> [Problem requirements] Please quote the material exactly, every line of it.

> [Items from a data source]
[START]

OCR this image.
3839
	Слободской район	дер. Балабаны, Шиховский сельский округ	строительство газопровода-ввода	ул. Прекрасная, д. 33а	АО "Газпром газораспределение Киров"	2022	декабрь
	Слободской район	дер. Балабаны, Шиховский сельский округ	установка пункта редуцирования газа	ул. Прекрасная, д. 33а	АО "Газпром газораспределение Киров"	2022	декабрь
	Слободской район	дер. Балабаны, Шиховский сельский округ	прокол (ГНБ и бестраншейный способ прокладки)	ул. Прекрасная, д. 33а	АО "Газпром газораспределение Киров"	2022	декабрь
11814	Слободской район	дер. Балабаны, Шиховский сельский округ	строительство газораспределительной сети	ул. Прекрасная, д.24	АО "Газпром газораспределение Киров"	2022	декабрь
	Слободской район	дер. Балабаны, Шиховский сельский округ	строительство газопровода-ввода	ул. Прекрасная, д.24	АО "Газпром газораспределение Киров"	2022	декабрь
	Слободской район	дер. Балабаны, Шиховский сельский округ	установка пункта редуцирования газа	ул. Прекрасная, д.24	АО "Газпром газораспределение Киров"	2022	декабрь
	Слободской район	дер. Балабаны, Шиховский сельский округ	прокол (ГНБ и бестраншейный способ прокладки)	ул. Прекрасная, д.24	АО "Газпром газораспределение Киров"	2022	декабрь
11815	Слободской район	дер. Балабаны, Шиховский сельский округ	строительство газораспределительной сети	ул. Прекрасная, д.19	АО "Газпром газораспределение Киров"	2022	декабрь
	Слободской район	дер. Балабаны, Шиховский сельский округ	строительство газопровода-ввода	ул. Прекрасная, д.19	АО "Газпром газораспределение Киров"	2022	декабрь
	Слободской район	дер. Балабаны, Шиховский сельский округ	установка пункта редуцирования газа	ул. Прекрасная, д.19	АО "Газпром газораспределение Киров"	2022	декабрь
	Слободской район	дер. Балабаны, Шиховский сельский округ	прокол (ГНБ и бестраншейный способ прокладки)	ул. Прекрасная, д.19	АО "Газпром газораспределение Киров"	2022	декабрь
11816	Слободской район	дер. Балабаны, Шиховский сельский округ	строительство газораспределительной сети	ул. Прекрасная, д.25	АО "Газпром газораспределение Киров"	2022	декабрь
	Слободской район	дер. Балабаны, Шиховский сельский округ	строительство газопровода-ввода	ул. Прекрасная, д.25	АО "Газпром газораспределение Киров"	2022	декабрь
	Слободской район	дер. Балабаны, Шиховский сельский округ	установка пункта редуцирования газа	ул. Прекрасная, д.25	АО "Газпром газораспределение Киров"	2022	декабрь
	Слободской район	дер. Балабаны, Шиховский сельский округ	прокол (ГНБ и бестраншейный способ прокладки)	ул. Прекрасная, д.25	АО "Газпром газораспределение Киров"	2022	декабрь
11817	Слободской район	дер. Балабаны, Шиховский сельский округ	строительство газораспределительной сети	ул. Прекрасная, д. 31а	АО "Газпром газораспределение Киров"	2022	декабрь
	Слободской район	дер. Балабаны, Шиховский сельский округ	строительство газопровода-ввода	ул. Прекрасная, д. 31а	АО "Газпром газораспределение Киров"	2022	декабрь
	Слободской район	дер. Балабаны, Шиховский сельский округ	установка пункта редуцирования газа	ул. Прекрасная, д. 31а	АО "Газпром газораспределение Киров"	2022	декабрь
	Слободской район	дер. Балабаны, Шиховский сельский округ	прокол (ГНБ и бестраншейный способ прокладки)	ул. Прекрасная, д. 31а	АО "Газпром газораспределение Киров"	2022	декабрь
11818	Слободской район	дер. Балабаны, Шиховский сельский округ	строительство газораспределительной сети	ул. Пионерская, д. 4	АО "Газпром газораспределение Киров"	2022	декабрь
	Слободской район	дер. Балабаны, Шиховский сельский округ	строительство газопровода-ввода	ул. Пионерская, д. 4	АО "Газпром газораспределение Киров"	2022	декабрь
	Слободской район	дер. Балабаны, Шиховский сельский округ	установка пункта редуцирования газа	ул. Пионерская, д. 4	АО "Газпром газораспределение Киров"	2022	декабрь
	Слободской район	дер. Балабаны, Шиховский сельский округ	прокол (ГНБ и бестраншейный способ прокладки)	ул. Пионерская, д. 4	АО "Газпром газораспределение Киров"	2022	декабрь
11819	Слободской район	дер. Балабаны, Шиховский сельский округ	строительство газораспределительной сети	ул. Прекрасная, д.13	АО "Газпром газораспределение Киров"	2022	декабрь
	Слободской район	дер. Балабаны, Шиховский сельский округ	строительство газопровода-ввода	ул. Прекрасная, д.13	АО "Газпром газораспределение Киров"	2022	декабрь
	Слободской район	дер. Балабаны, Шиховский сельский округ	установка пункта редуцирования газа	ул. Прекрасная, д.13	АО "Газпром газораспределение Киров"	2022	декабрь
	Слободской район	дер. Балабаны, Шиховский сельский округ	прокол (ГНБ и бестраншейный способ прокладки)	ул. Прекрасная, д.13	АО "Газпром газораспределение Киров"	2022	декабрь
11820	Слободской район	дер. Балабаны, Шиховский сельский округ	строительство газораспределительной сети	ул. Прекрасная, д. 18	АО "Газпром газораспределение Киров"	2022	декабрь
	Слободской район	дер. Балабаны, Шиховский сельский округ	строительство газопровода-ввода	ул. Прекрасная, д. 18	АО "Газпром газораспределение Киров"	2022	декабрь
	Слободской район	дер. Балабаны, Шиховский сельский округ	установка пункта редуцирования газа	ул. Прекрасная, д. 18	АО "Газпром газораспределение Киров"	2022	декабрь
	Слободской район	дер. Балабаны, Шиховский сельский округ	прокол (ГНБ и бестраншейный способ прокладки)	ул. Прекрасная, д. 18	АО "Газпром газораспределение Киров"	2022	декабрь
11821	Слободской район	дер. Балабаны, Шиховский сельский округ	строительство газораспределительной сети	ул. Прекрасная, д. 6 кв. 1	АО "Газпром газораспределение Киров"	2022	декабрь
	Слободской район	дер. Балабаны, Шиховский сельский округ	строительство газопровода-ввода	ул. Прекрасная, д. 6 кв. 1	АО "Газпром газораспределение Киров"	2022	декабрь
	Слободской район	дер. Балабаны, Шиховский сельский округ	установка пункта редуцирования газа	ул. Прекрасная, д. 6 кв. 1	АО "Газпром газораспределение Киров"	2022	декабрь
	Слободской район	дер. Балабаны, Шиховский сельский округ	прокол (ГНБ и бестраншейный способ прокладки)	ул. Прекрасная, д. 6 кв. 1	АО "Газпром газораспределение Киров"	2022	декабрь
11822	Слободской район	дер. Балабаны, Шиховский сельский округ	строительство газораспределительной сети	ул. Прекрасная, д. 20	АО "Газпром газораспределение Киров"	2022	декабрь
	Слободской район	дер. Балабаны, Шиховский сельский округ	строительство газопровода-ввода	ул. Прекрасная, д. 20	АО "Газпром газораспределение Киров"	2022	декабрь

[END]

> [Exercise response]
OCR this image.
3839
	Слободской район	дер. Балабаны, Шиховский сельский округ	строительство газопровода-ввода	ул. Прекрасная, д. 33а	АО "Газпром газораспределение Киров"	2022	декабрь
	Слободской район	дер. Балабаны, Шиховский сельский округ	установка пункта редуцирования газа	ул. Прекрасная, д. 33а	АО "Газпром газораспределение Киров"	2022	декабрь
	Слободской район	дер. Балабаны, Шиховский сельский округ	прокол (ГНБ и бестраншейный способ прокладки)	ул. Прекрасная, д. 33а	АО "Газпром газораспределение Киров"	2022	декабрь
11814	Слободской район	дер. Балабаны, Шиховский сельский округ	строительство газораспределительной сети	ул. Прекрасная, д.24	АО "Газпром газораспределение Киров"	2022	декабрь
	Слободской район	дер. Балабаны, Шиховский сельский округ	строительство газопровода-ввода	ул. Прекрасная, д.24	АО "Газпром газораспределение Киров"	2022	декабрь
	Слободской район	дер. Балабаны, Шиховский сельский округ	установка пункта редуцирования газа	ул. Прекрасная, д.24	АО "Газпром газораспределение Киров"	2022	декабрь
	Слободской район	дер. Балабаны, Шиховский сельский округ	прокол (ГНБ и бестраншейный способ прокладки)	ул. Прекрасная, д.24	АО "Газпром газораспределение Киров"	2022	декабрь
11815	Слободской район	дер. Балабаны, Шиховский сельский округ	строительство газораспределительной сети	ул. Прекрасная, д.19	АО "Газпром газораспределение Киров"	2022	декабрь
	Слободской район	дер. Балабаны, Шиховский сельский округ	строительство газопровода-ввода	ул. Прекрасная, д.19	АО "Газпром газораспределение Киров"	2022	декабрь
	Слободской район	дер. Балабаны, Шиховский сельский округ	установка пункта редуцирования газа	ул. Прекрасная, д.19	АО "Газпром газораспределение Киров"	2022	декабрь
	Слободской район	дер. Балабаны, Шиховский сельский округ	прокол (ГНБ и бестраншейный способ прокладки)	ул. Прекрасная, д.19	АО "Газпром газораспределение Киров"	2022	декабрь
11816	Слободской район	дер. Балабаны, Шиховский сельский округ	строительство газораспределительной сети	ул. Прекрасная, д.25	АО "Газпром газораспределение Киров"	2022	декабрь
	Слободской район	дер. Балабаны, Шиховский сельский округ	строительство газопровода-ввода	ул. Прекрасная, д.25	АО "Газпром газораспределение Киров"	2022	декабрь
	Слободской район	дер. Балабаны, Шиховский сельский округ	установка пункта редуцирования газа	ул. Прекрасная, д.25	АО "Газпром газораспределение Киров"	2022	декабрь
	Слободской район	дер. Балабаны, Шиховский сельский округ	прокол (ГНБ и бестраншейный способ прокладки)	ул. Прекрасная, д.25	АО "Газпром газораспределение Киров"	2022	декабрь
11817	Слободской район	дер. Балабаны, Шиховский сельский округ	строительство газораспределительной сети	ул. Прекрасная, д. 31а	АО "Газпром газораспределение Киров"	2022	декабрь
	Слободской район	дер. Балабаны, Шиховский сельский округ	строительство газопровода-ввода	ул. Прекрасная, д. 31а	АО "Газпром газораспределение Киров"	2022	декабрь
	Слободской район	дер. Балабаны, Шиховский сельский округ	установка пункта редуцирования газа	ул. Прекрасная, д. 31а	АО "Газпром газораспределение Киров"	2022	декабрь
	Слободской район	дер. Балабаны, Шиховский сельский округ	прокол (ГНБ и бестраншейный способ прокладки)	ул. Прекрасная, д. 31а	АО "Газпром газораспределение Киров"	2022	декабрь
11818	Слободской район	дер. Балабаны, Шиховский сельский округ	строительство газораспределительной сети	ул. Пионерская, д. 4	АО "Газпром газораспределение Киров"	2022	декабрь
	Слободской район	дер. Балабаны, Шиховский сельский округ	строительство газопровода-ввода	ул. Пионерская, д. 4	АО "Газпром газораспределение Киров"	2022	декабрь
	Слободской район	дер. Балабаны, Шиховский сельский округ	установка пункта редуцирования газа	ул. Пионерская, д. 4	АО "Газпром газораспределение Киров"	2022	декабрь
	Слободской район	дер. Балабаны, Шиховский сельский округ	прокол (ГНБ и бестраншейный способ прокладки)	ул. Пионерская, д. 4	АО "Газпром газораспределение Киров"	2022	декабрь
11819	Слободской район	дер. Балабаны, Шиховский сельский округ	строительство газораспределительной сети	ул. Прекрасная, д.13	АО "Газпром газораспределение Киров"	2022	декабрь
	Слободской район	дер. Балабаны, Шиховский сельский округ	строительство газопровода-ввода	ул. Прекрасная, д.13	АО "Газпром газораспределение Киров"	2022	декабрь
	Слободской район	дер. Балабаны, Шиховский сельский округ	установка пункта редуцирования газа	ул. Прекрасная, д.13	АО "Газпром газораспределение Киров"	2022	декабрь
	Слободской район	дер. Балабаны, Шиховский сельский округ	прокол (ГНБ и бестраншейный способ прокладки)	ул. Прекрасная, д.13	АО "Газпром газораспределение Киров"	2022	декабрь
11820	Слободской район	дер. Балабаны, Шиховский сельский округ	строительство газораспределительной сети	ул. Прекрасная, д. 18	АО "Газпром газораспределение Киров"	2022	декабрь
	Слободской район	дер. Балабаны, Шиховский сельский округ	строительство газопровода-ввода	ул. Прекрасная, д. 18	АО "Газпром газораспределение Киров"	2022	декабрь
	Слободской район	дер. Балабаны, Шиховский сельский округ	установка пункта редуцирования газа	ул. Прекрасная, д. 18	АО "Газпром газораспределение Киров"	2022	декабрь
	Слободской район	дер. Балабаны, Шиховский сельский округ	прокол (ГНБ и бестраншейный способ прокладки)	ул. Прекрасная, д. 18	АО "Газпром газораспределение Киров"	2022	декабрь
11821	Слободской район	дер. Балабаны, Шиховский сельский округ	строительство газораспределительной сети	ул. Прекрасная, д. 6 кв. 1	АО "Газпром газораспределение Киров"	2022	декабрь
	Слободской район	дер. Балабаны, Шиховский сельский округ	строительство газопровода-ввода	ул. Прекрасная, д. 6 кв. 1	АО "Газпром газораспределение Киров"	2022	декабрь
	Слободской район	дер. Балабаны, Шиховский сельский округ	установка пункта редуцирования газа	ул. Прекрасная, д. 6 кв. 1	АО "Газпром газораспределение Киров"	2022	декабрь
	Слободской район	дер. Балабаны, Шиховский сельский округ	прокол (ГНБ и бестраншейный способ прокладки)	ул. Прекрасная, д. 6 кв. 1	АО "Газпром газораспределение Киров"	2022	декабрь
11822	Слободской район	дер. Балабаны, Шиховский сельский округ	строительство газораспределительной сети	ул. Прекрасная, д. 20	АО "Газпром газораспределение Киров"	2022	декабрь
	Слободской район	дер. Балабаны, Шиховский сельский округ	строительство газопровода-ввода	ул. Прекрасная, д. 20	АО "Газпром газораспределение Киров"	2022	декабрь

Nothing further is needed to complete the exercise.